[Records about charts and figures]

--- START ---

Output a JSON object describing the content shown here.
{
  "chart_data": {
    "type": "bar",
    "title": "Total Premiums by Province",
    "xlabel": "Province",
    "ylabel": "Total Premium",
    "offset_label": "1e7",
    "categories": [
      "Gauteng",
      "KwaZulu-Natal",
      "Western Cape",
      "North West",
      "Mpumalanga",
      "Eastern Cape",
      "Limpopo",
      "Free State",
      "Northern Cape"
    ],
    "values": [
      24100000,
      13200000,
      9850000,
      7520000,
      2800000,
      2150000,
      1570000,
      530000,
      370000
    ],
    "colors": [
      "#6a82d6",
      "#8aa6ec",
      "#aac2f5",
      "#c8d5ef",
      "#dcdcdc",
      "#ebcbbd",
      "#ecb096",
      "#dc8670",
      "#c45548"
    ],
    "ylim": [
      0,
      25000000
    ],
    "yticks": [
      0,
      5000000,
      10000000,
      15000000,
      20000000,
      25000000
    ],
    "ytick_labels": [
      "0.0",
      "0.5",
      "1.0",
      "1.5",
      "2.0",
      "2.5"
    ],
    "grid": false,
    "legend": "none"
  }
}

--- END ---

=== REQUIRED WORK ===
Transcribe every entry word for word.

=== TASK OUTPUT ===
Output a JSON object describing the content shown here.
{
  "chart_data": {
    "type": "bar",
    "title": "Total Premiums by Province",
    "xlabel": "Province",
    "ylabel": "Total Premium",
    "offset_label": "1e7",
    "categories": [
      "Gauteng",
      "KwaZulu-Natal",
      "Western Cape",
      "North West",
      "Mpumalanga",
      "Eastern Cape",
      "Limpopo",
      "Free State",
      "Northern Cape"
    ],
    "values": [
      24100000,
      13200000,
      9850000,
      7520000,
      2800000,
      2150000,
      1570000,
      530000,
      370000
    ],
    "colors": [
      "#6a82d6",
      "#8aa6ec",
      "#aac2f5",
      "#c8d5ef",
      "#dcdcdc",
      "#ebcbbd",
      "#ecb096",
      "#dc8670",
      "#c45548"
    ],
    "ylim": [
      0,
      25000000
    ],
    "yticks": [
      0,
      5000000,
      10000000,
      15000000,
      20000000,
      25000000
    ],
    "ytick_labels": [
      "0.0",
      "0.5",
      "1.0",
      "1.5",
      "2.0",
      "2.5"
    ],
    "grid": false,
    "legend": "none"
  }
}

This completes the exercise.